— BEGIN Material to process —

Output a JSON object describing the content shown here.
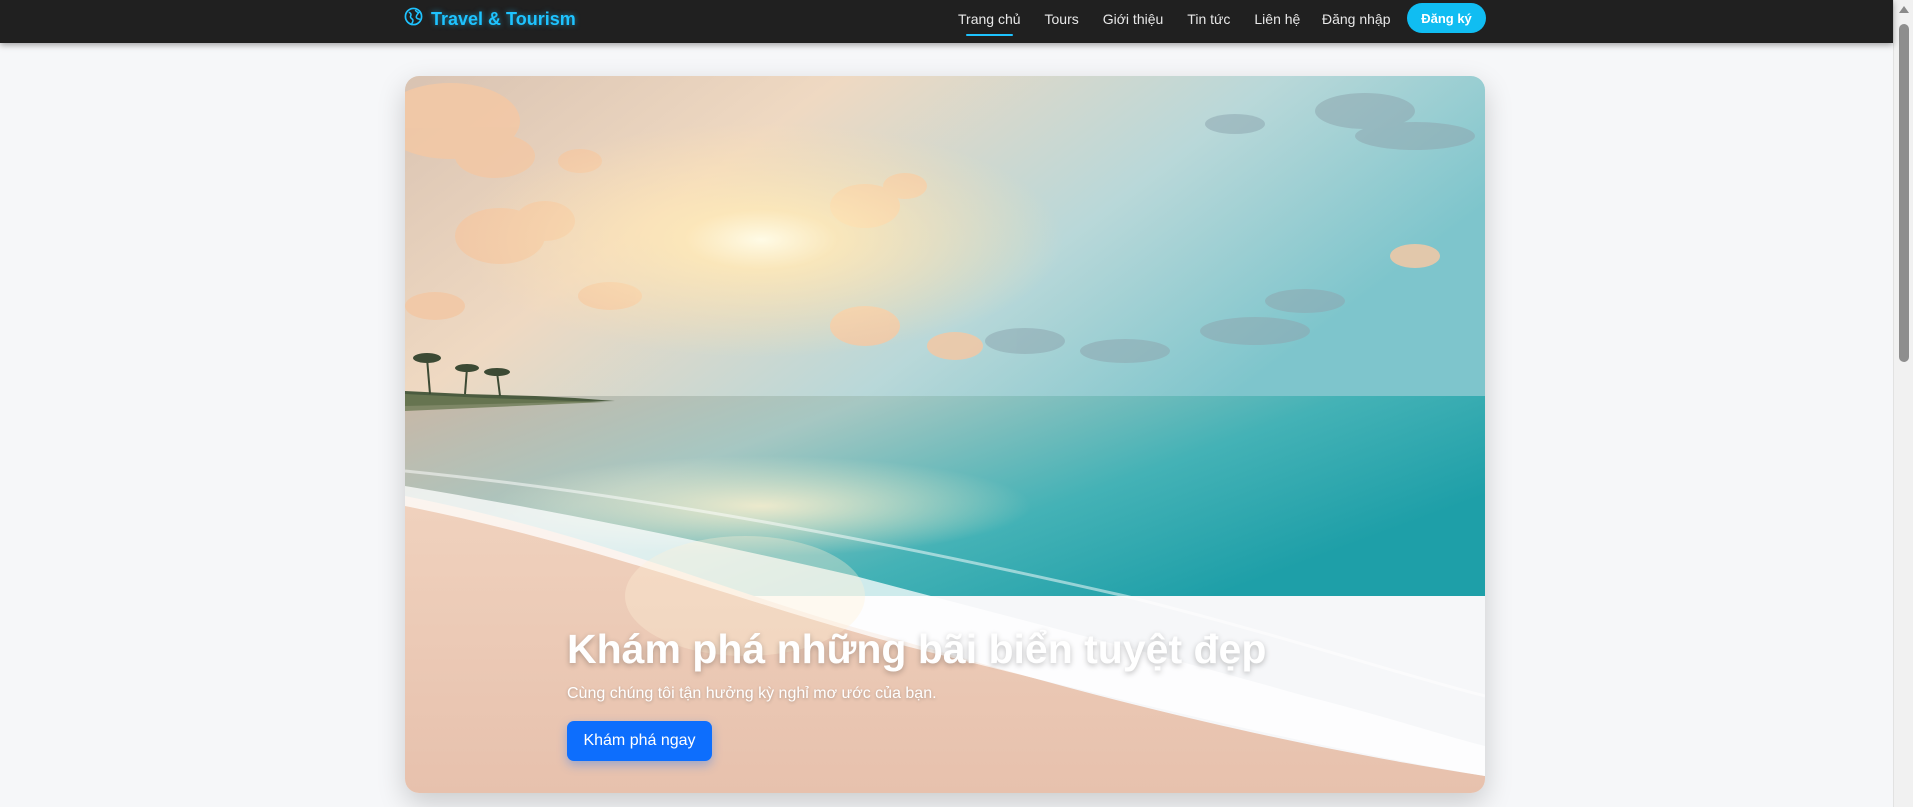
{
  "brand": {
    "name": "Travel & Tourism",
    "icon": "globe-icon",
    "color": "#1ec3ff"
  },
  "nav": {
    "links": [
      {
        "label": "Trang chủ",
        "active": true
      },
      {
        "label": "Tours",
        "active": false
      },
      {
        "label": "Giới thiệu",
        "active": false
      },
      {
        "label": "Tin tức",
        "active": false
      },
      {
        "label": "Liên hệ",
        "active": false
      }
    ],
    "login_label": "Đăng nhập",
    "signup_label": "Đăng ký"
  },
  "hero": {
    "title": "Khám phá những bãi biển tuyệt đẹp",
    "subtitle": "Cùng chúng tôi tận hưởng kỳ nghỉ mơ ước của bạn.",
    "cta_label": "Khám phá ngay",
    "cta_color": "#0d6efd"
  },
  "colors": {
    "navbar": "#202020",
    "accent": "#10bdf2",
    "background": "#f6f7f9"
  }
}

— END Material to process —
— BEGIN Material to process —

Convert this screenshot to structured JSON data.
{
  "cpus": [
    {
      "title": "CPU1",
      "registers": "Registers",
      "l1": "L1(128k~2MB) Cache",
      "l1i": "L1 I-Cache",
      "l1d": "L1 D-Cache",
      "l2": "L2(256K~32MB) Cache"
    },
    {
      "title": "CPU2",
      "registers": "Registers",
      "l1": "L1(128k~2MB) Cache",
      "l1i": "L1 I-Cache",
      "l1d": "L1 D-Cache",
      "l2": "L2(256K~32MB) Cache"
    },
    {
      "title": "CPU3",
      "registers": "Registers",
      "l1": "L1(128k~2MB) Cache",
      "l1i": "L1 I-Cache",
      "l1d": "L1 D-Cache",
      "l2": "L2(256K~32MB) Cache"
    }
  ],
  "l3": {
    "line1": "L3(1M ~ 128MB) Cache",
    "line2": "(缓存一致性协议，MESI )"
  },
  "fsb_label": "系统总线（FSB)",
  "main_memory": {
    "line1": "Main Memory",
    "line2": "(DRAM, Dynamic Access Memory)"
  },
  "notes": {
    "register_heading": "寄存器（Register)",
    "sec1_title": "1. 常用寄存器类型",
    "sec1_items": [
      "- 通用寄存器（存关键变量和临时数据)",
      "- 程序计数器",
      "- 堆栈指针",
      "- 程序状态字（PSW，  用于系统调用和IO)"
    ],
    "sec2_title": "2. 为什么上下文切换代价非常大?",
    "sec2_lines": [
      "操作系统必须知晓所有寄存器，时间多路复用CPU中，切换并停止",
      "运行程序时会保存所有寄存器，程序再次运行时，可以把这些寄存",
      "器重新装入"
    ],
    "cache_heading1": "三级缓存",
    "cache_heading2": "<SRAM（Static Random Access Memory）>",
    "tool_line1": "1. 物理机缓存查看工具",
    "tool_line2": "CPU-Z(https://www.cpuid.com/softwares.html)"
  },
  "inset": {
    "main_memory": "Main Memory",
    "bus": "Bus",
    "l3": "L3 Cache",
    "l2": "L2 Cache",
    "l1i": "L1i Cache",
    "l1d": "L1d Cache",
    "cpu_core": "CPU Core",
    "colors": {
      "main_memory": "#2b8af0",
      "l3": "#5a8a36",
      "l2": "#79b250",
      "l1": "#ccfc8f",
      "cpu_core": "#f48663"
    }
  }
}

— END Material to process —

■ Problem details ■
Pull out all lines of the data with the string "Khám".

■ Response ■
    "title": "Khám phá những bãi biển tuyệt đẹp",
    "cta_label": "Khám phá ngay",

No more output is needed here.